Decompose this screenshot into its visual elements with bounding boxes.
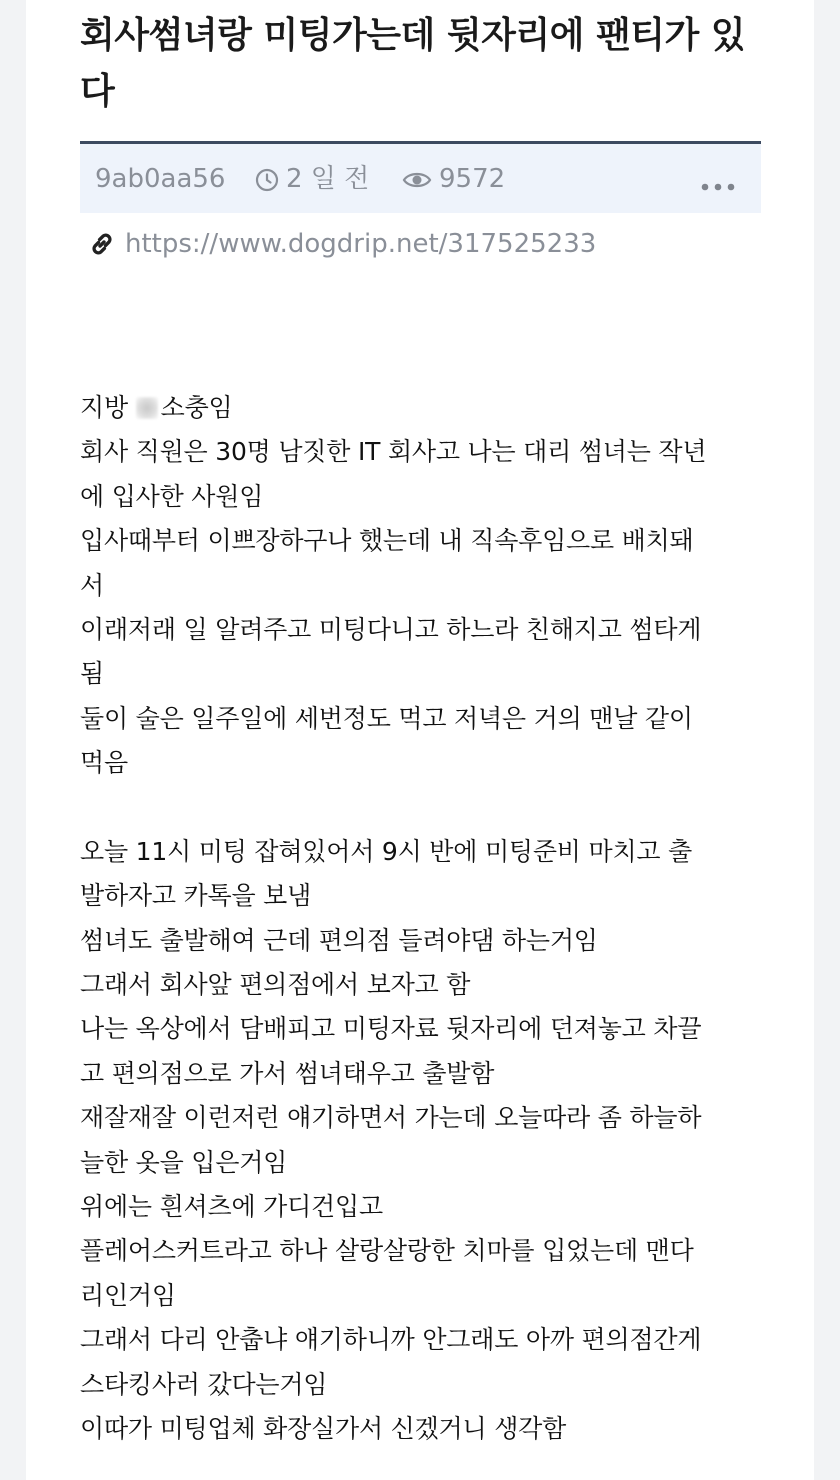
content-text-after-redaction: 소충임 xyxy=(160,393,233,422)
content-line: 플레어스커트라고 하나 살랑살랑한 치마를 입었는데 맨다 xyxy=(80,1236,694,1266)
clock-icon xyxy=(255,168,279,196)
content-line: 이래저래 일 알려주고 미팅다니고 하느라 친해지고 썸타게 xyxy=(80,614,702,644)
content-line: 에 입사한 사원임 xyxy=(80,481,264,511)
post-views: 9572 xyxy=(439,164,506,194)
redacted-text xyxy=(136,397,158,419)
link-icon xyxy=(88,230,116,262)
content-text-before-redaction: 지방 xyxy=(80,393,136,422)
content-line: 재잘재잘 이런저런 얘기하면서 가는데 오늘따라 좀 하늘하 xyxy=(80,1103,702,1133)
post-content xyxy=(80,386,770,1451)
post-author[interactable]: 9ab0aa56 xyxy=(95,164,226,194)
content-line: 그래서 회사앞 편의점에서 보자고 함 xyxy=(80,970,471,1000)
more-icon[interactable] xyxy=(701,176,735,184)
blank-line xyxy=(80,786,770,830)
content-line: 둘이 술은 일주일에 세번정도 먹고 저녁은 거의 맨날 같이 xyxy=(80,703,693,733)
content-line: 리인거임 xyxy=(80,1280,176,1310)
content-line: 위에는 흰셔츠에 가디건입고 xyxy=(80,1192,383,1222)
content-line: 늘한 옷을 입은거임 xyxy=(80,1147,288,1177)
content-line: 발하자고 카톡을 보냄 xyxy=(80,881,312,911)
content-line: 스타킹사러 갔다는거임 xyxy=(80,1369,328,1399)
content-line: 회사 직원은 30명 남짓한 IT 회사고 나는 대리 썸녀는 작년 xyxy=(80,437,707,467)
content-line xyxy=(80,386,770,430)
content-line: 됨 xyxy=(80,659,104,689)
post-page xyxy=(26,0,814,1480)
content-line: 나는 옥상에서 담배피고 미팅자료 뒷자리에 던져놓고 차끌 xyxy=(80,1014,702,1044)
post-url-link[interactable]: https://www.dogdrip.net/317525233 xyxy=(125,229,597,259)
eye-icon xyxy=(402,168,432,196)
content-line: 먹음 xyxy=(80,748,128,778)
content-line: 오늘 11시 미팅 잡혀있어서 9시 반에 미팅준비 마치고 출 xyxy=(80,836,693,866)
content-line: 썸녀도 출발해여 근데 편의점 들려야댐 하는거임 xyxy=(80,925,598,955)
post-date: 2 일 전 xyxy=(286,164,370,194)
content-line: 서 xyxy=(80,570,104,600)
post-meta-bar xyxy=(80,141,761,213)
post-title: 회사썸녀랑 미팅가는데 뒷자리에 팬티가 있다 xyxy=(80,15,746,112)
content-line: 그래서 다리 안춥냐 얘기하니까 안그래도 아까 편의점간게 xyxy=(80,1325,702,1355)
content-line: 이따가 미팅업체 화장실가서 신겠거니 생각함 xyxy=(80,1413,567,1443)
content-line: 입사때부터 이쁘장하구나 했는데 내 직속후임으로 배치돼 xyxy=(80,526,694,556)
content-line: 고 편의점으로 가서 썸녀태우고 출발함 xyxy=(80,1058,495,1088)
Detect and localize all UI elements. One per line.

===============

*Task prompt*: Return each line of the data above that contains the string "elements", matching case exactly.

*Right answer*:
Decompose this screenshot into its visual elements with bounding boxes.
Detect and localize all UI elements. One per line.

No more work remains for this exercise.